→ **Description of the task**
Write out the whole listing word for word.

-- start Data for this exercise --

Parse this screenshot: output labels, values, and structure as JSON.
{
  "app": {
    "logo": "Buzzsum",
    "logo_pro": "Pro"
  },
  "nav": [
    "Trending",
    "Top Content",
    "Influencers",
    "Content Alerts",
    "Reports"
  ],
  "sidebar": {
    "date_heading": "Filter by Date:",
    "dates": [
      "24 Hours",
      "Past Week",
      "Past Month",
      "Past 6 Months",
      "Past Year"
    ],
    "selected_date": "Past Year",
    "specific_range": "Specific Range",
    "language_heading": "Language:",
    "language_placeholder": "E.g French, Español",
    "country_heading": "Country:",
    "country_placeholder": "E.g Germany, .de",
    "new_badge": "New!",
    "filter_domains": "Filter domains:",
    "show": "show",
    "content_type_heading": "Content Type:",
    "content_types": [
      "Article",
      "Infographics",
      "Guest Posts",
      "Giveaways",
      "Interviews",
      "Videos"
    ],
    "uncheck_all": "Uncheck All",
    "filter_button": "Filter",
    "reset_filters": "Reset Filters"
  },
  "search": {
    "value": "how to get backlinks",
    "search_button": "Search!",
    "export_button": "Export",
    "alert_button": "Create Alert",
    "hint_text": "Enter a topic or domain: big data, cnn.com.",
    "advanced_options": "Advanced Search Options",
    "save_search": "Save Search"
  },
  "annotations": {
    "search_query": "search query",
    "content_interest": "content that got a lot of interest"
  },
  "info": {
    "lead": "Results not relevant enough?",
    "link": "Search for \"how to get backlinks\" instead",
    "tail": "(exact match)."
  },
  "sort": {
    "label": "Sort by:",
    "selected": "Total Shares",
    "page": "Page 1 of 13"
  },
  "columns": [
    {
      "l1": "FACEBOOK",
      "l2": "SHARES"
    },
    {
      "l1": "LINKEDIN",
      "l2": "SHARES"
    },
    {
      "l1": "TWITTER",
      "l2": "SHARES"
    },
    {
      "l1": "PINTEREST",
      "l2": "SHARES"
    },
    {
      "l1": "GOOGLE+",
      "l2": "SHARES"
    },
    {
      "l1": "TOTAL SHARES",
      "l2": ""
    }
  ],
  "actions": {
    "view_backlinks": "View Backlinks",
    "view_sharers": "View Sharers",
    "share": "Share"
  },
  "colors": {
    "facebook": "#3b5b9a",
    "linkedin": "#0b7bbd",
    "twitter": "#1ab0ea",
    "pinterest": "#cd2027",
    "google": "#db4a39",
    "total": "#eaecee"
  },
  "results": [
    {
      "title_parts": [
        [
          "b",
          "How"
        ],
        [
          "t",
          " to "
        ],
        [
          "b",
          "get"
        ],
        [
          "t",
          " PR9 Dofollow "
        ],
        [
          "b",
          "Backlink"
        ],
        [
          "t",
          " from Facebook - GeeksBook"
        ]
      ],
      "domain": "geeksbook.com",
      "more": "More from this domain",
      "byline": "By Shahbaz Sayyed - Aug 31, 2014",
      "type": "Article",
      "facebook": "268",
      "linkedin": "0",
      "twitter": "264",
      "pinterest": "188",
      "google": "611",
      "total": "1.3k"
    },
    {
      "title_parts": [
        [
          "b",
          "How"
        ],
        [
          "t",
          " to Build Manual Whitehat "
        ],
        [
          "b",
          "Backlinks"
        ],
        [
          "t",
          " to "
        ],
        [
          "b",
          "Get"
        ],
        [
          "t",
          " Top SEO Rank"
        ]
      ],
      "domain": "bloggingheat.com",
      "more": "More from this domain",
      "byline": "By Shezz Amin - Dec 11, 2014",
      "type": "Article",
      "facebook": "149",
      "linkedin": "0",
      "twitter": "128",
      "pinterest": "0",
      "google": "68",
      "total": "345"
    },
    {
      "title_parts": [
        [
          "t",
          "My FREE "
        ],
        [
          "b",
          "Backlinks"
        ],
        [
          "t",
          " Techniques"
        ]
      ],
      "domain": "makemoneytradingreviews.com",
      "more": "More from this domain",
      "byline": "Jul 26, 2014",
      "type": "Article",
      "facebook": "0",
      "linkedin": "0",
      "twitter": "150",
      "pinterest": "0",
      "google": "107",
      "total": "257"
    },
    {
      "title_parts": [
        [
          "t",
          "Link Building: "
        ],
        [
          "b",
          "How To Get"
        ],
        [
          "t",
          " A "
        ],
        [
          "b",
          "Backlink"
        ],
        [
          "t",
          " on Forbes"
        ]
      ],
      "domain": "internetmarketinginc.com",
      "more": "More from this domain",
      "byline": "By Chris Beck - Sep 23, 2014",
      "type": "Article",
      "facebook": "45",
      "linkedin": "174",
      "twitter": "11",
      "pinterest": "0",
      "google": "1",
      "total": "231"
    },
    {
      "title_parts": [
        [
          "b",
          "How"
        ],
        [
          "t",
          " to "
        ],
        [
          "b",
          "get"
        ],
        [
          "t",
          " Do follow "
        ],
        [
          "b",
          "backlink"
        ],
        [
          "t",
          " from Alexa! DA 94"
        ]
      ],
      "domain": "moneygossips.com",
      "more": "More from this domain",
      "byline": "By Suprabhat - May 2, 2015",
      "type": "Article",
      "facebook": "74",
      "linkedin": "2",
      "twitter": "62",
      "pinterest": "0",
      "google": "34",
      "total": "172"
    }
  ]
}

-- end Data for this exercise --

→ **Task result**
Parse this screenshot: output labels, values, and structure as JSON.
{
  "app": {
    "logo": "Buzzsum",
    "logo_pro": "Pro"
  },
  "nav": [
    "Trending",
    "Top Content",
    "Influencers",
    "Content Alerts",
    "Reports"
  ],
  "sidebar": {
    "date_heading": "Filter by Date:",
    "dates": [
      "24 Hours",
      "Past Week",
      "Past Month",
      "Past 6 Months",
      "Past Year"
    ],
    "selected_date": "Past Year",
    "specific_range": "Specific Range",
    "language_heading": "Language:",
    "language_placeholder": "E.g French, Español",
    "country_heading": "Country:",
    "country_placeholder": "E.g Germany, .de",
    "new_badge": "New!",
    "filter_domains": "Filter domains:",
    "show": "show",
    "content_type_heading": "Content Type:",
    "content_types": [
      "Article",
      "Infographics",
      "Guest Posts",
      "Giveaways",
      "Interviews",
      "Videos"
    ],
    "uncheck_all": "Uncheck All",
    "filter_button": "Filter",
    "reset_filters": "Reset Filters"
  },
  "search": {
    "value": "how to get backlinks",
    "search_button": "Search!",
    "export_button": "Export",
    "alert_button": "Create Alert",
    "hint_text": "Enter a topic or domain: big data, cnn.com.",
    "advanced_options": "Advanced Search Options",
    "save_search": "Save Search"
  },
  "annotations": {
    "search_query": "search query",
    "content_interest": "content that got a lot of interest"
  },
  "info": {
    "lead": "Results not relevant enough?",
    "link": "Search for \"how to get backlinks\" instead",
    "tail": "(exact match)."
  },
  "sort": {
    "label": "Sort by:",
    "selected": "Total Shares",
    "page": "Page 1 of 13"
  },
  "columns": [
    {
      "l1": "FACEBOOK",
      "l2": "SHARES"
    },
    {
      "l1": "LINKEDIN",
      "l2": "SHARES"
    },
    {
      "l1": "TWITTER",
      "l2": "SHARES"
    },
    {
      "l1": "PINTEREST",
      "l2": "SHARES"
    },
    {
      "l1": "GOOGLE+",
      "l2": "SHARES"
    },
    {
      "l1": "TOTAL SHARES",
      "l2": ""
    }
  ],
  "actions": {
    "view_backlinks": "View Backlinks",
    "view_sharers": "View Sharers",
    "share": "Share"
  },
  "colors": {
    "facebook": "#3b5b9a",
    "linkedin": "#0b7bbd",
    "twitter": "#1ab0ea",
    "pinterest": "#cd2027",
    "google": "#db4a39",
    "total": "#eaecee"
  },
  "results": [
    {
      "title_parts": [
        [
          "b",
          "How"
        ],
        [
          "t",
          " to "
        ],
        [
          "b",
          "get"
        ],
        [
          "t",
          " PR9 Dofollow "
        ],
        [
          "b",
          "Backlink"
        ],
        [
          "t",
          " from Facebook - GeeksBook"
        ]
      ],
      "domain": "geeksbook.com",
      "more": "More from this domain",
      "byline": "By Shahbaz Sayyed - Aug 31, 2014",
      "type": "Article",
      "facebook": "268",
      "linkedin": "0",
      "twitter": "264",
      "pinterest": "188",
      "google": "611",
      "total": "1.3k"
    },
    {
      "title_parts": [
        [
          "b",
          "How"
        ],
        [
          "t",
          " to Build Manual Whitehat "
        ],
        [
          "b",
          "Backlinks"
        ],
        [
          "t",
          " to "
        ],
        [
          "b",
          "Get"
        ],
        [
          "t",
          " Top SEO Rank"
        ]
      ],
      "domain": "bloggingheat.com",
      "more": "More from this domain",
      "byline": "By Shezz Amin - Dec 11, 2014",
      "type": "Article",
      "facebook": "149",
      "linkedin": "0",
      "twitter": "128",
      "pinterest": "0",
      "google": "68",
      "total": "345"
    },
    {
      "title_parts": [
        [
          "t",
          "My FREE "
        ],
        [
          "b",
          "Backlinks"
        ],
        [
          "t",
          " Techniques"
        ]
      ],
      "domain": "makemoneytradingreviews.com",
      "more": "More from this domain",
      "byline": "Jul 26, 2014",
      "type": "Article",
      "facebook": "0",
      "linkedin": "0",
      "twitter": "150",
      "pinterest": "0",
      "google": "107",
      "total": "257"
    },
    {
      "title_parts": [
        [
          "t",
          "Link Building: "
        ],
        [
          "b",
          "How To Get"
        ],
        [
          "t",
          " A "
        ],
        [
          "b",
          "Backlink"
        ],
        [
          "t",
          " on Forbes"
        ]
      ],
      "domain": "internetmarketinginc.com",
      "more": "More from this domain",
      "byline": "By Chris Beck - Sep 23, 2014",
      "type": "Article",
      "facebook": "45",
      "linkedin": "174",
      "twitter": "11",
      "pinterest": "0",
      "google": "1",
      "total": "231"
    },
    {
      "title_parts": [
        [
          "b",
          "How"
        ],
        [
          "t",
          " to "
        ],
        [
          "b",
          "get"
        ],
        [
          "t",
          " Do follow "
        ],
        [
          "b",
          "backlink"
        ],
        [
          "t",
          " from Alexa! DA 94"
        ]
      ],
      "domain": "moneygossips.com",
      "more": "More from this domain",
      "byline": "By Suprabhat - May 2, 2015",
      "type": "Article",
      "facebook": "74",
      "linkedin": "2",
      "twitter": "62",
      "pinterest": "0",
      "google": "34",
      "total": "172"
    }
  ]
}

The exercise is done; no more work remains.